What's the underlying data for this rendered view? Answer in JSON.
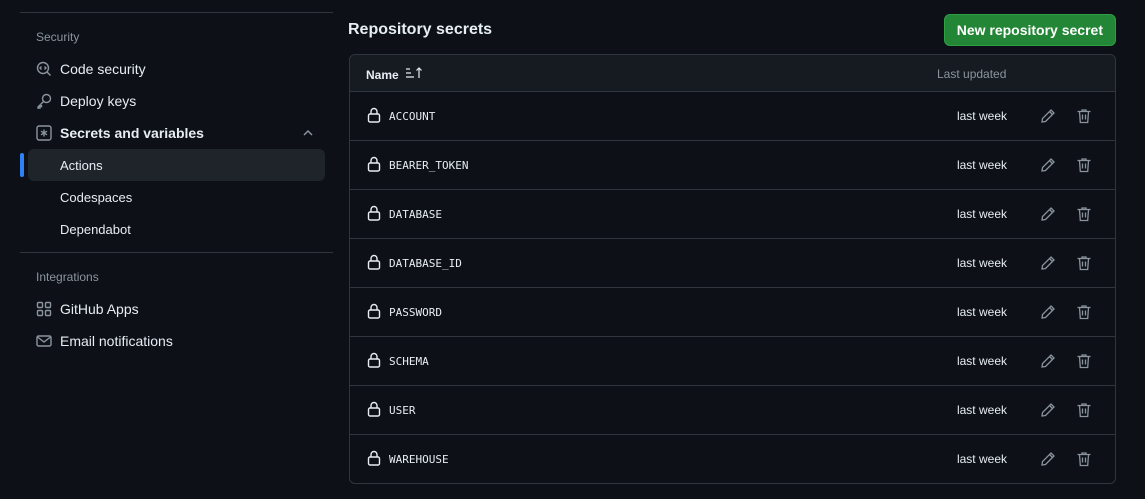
{
  "sidebar": {
    "security_label": "Security",
    "security_items": [
      {
        "label": "Code security",
        "icon": "code-security-icon"
      },
      {
        "label": "Deploy keys",
        "icon": "key-icon"
      },
      {
        "label": "Secrets and variables",
        "icon": "asterisk-box-icon"
      }
    ],
    "secrets_subitems": [
      {
        "label": "Actions",
        "active": true
      },
      {
        "label": "Codespaces",
        "active": false
      },
      {
        "label": "Dependabot",
        "active": false
      }
    ],
    "integrations_label": "Integrations",
    "integration_items": [
      {
        "label": "GitHub Apps",
        "icon": "apps-grid-icon"
      },
      {
        "label": "Email notifications",
        "icon": "mail-icon"
      }
    ]
  },
  "main": {
    "title": "Repository secrets",
    "new_button_label": "New repository secret",
    "table": {
      "col_name": "Name",
      "col_updated": "Last updated",
      "rows": [
        {
          "name": "ACCOUNT",
          "updated": "last week"
        },
        {
          "name": "BEARER_TOKEN",
          "updated": "last week"
        },
        {
          "name": "DATABASE",
          "updated": "last week"
        },
        {
          "name": "DATABASE_ID",
          "updated": "last week"
        },
        {
          "name": "PASSWORD",
          "updated": "last week"
        },
        {
          "name": "SCHEMA",
          "updated": "last week"
        },
        {
          "name": "USER",
          "updated": "last week"
        },
        {
          "name": "WAREHOUSE",
          "updated": "last week"
        }
      ]
    }
  },
  "colors": {
    "background": "#0d1117",
    "accent_blue": "#2f81f7",
    "button_green": "#238636",
    "border": "#30363d"
  }
}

**Instructions for the task**
Quote the entries in full. Any image among them is to be omitted from the copy.

**Output**
What's the underlying data for this rendered view? Answer in JSON.
{
  "sidebar": {
    "security_label": "Security",
    "security_items": [
      {
        "label": "Code security",
        "icon": "code-security-icon"
      },
      {
        "label": "Deploy keys",
        "icon": "key-icon"
      },
      {
        "label": "Secrets and variables",
        "icon": "asterisk-box-icon"
      }
    ],
    "secrets_subitems": [
      {
        "label": "Actions",
        "active": true
      },
      {
        "label": "Codespaces",
        "active": false
      },
      {
        "label": "Dependabot",
        "active": false
      }
    ],
    "integrations_label": "Integrations",
    "integration_items": [
      {
        "label": "GitHub Apps",
        "icon": "apps-grid-icon"
      },
      {
        "label": "Email notifications",
        "icon": "mail-icon"
      }
    ]
  },
  "main": {
    "title": "Repository secrets",
    "new_button_label": "New repository secret",
    "table": {
      "col_name": "Name",
      "col_updated": "Last updated",
      "rows": [
        {
          "name": "ACCOUNT",
          "updated": "last week"
        },
        {
          "name": "BEARER_TOKEN",
          "updated": "last week"
        },
        {
          "name": "DATABASE",
          "updated": "last week"
        },
        {
          "name": "DATABASE_ID",
          "updated": "last week"
        },
        {
          "name": "PASSWORD",
          "updated": "last week"
        },
        {
          "name": "SCHEMA",
          "updated": "last week"
        },
        {
          "name": "USER",
          "updated": "last week"
        },
        {
          "name": "WAREHOUSE",
          "updated": "last week"
        }
      ]
    }
  },
  "colors": {
    "background": "#0d1117",
    "accent_blue": "#2f81f7",
    "button_green": "#238636",
    "border": "#30363d"
  }
}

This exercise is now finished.